##### Listing #####

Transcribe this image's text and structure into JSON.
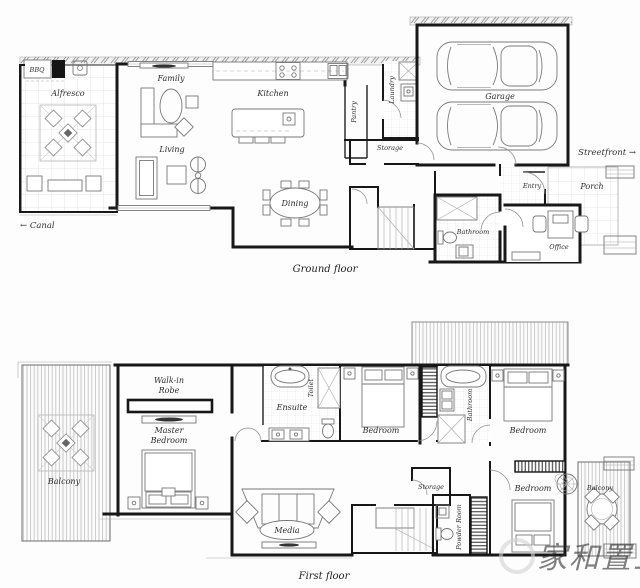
{
  "ground": {
    "caption": "Ground floor",
    "canal": "← Canal",
    "streetfront": "Streetfront →",
    "rooms": {
      "bbq": "BBQ",
      "alfresco": "Alfresco",
      "family": "Family",
      "living": "Living",
      "kitchen": "Kitchen",
      "pantry": "Pantry",
      "laundry": "Laundry",
      "storage": "Storage",
      "dining": "Dining",
      "garage": "Garage",
      "entry": "Entry",
      "porch": "Porch",
      "office": "Office",
      "bathroom": "Bathroom"
    }
  },
  "first": {
    "caption": "First floor",
    "rooms": {
      "balcony_left": "Balcony",
      "walk_in_robe_line1": "Walk-in",
      "walk_in_robe_line2": "Robe",
      "master_line1": "Master",
      "master_line2": "Bedroom",
      "ensuite": "Ensuite",
      "toilet": "Toilet",
      "bedroom_mid": "Bedroom",
      "bathroom": "Bathroom",
      "bedroom_right": "Bedroom",
      "storage": "Storage",
      "media": "Media",
      "powder": "Powder Room",
      "bedroom_bottom": "Bedroom",
      "balcony_right": "Balcony"
    }
  },
  "watermark": {
    "text": "家和置业"
  },
  "colors": {
    "wall": "#181818",
    "furniture": "#777777",
    "label": "#2d2d2d",
    "watermark": "#d6d6d6"
  }
}
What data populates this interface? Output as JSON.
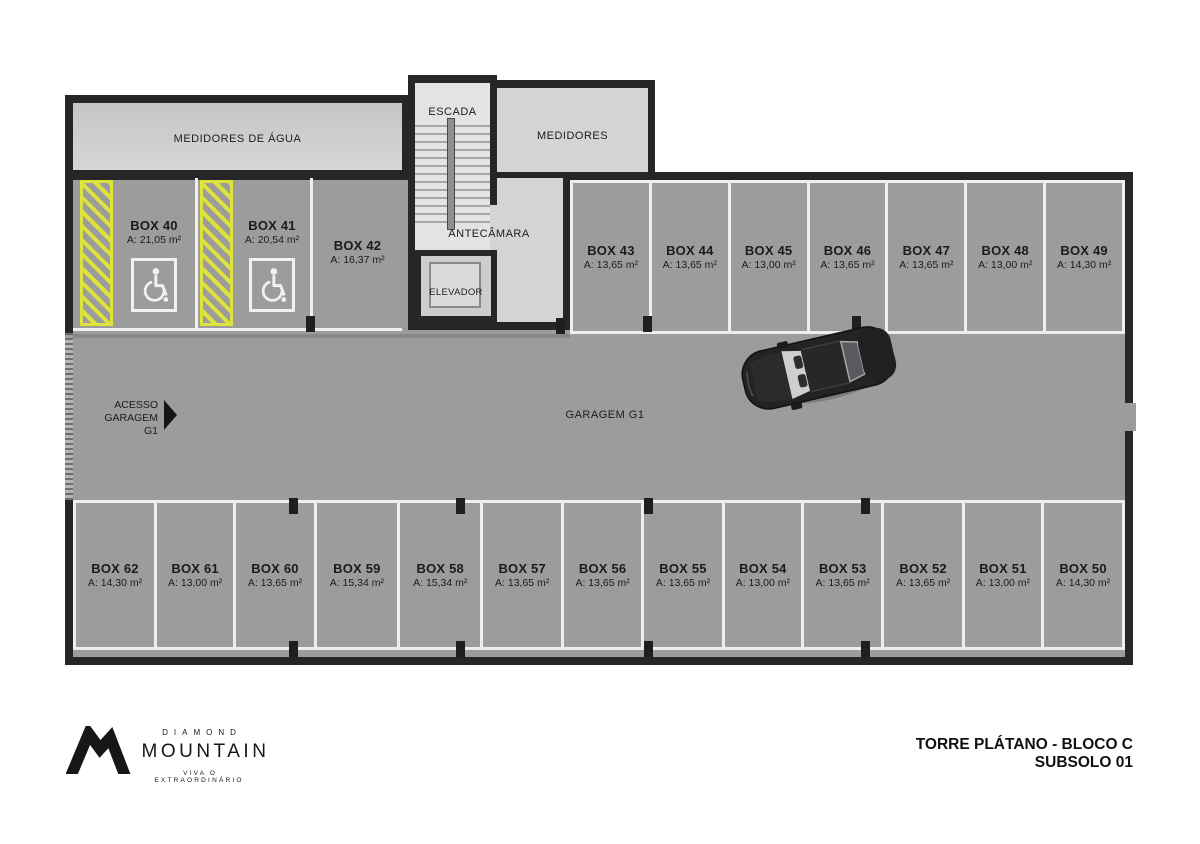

#####

Short problem:
Omit pictures; set down the rest of the material word for word.

Problem solution:
Transcribe this image's text and structure into JSON.
{
  "ground": {
    "caption": "Ground floor",
    "canal": "← Canal",
    "streetfront": "Streetfront →",
    "rooms": {
      "bbq": "BBQ",
      "alfresco": "Alfresco",
      "family": "Family",
      "living": "Living",
      "kitchen": "Kitchen",
      "pantry": "Pantry",
      "laundry": "Laundry",
      "storage": "Storage",
      "dining": "Dining",
      "garage": "Garage",
      "entry": "Entry",
      "porch": "Porch",
      "office": "Office",
      "bathroom": "Bathroom"
    }
  },
  "first": {
    "caption": "First floor",
    "rooms": {
      "balcony_left": "Balcony",
      "walk_in_robe_line1": "Walk-in",
      "walk_in_robe_line2": "Robe",
      "master_line1": "Master",
      "master_line2": "Bedroom",
      "ensuite": "Ensuite",
      "toilet": "Toilet",
      "bedroom_mid": "Bedroom",
      "bathroom": "Bathroom",
      "bedroom_right": "Bedroom",
      "storage": "Storage",
      "media": "Media",
      "powder": "Powder Room",
      "bedroom_bottom": "Bedroom",
      "balcony_right": "Balcony"
    }
  },
  "watermark": {
    "text": "家和置业"
  },
  "colors": {
    "wall": "#181818",
    "furniture": "#777777",
    "label": "#2d2d2d",
    "watermark": "#d6d6d6"
  }
}
What data populates this interface? Output as JSON.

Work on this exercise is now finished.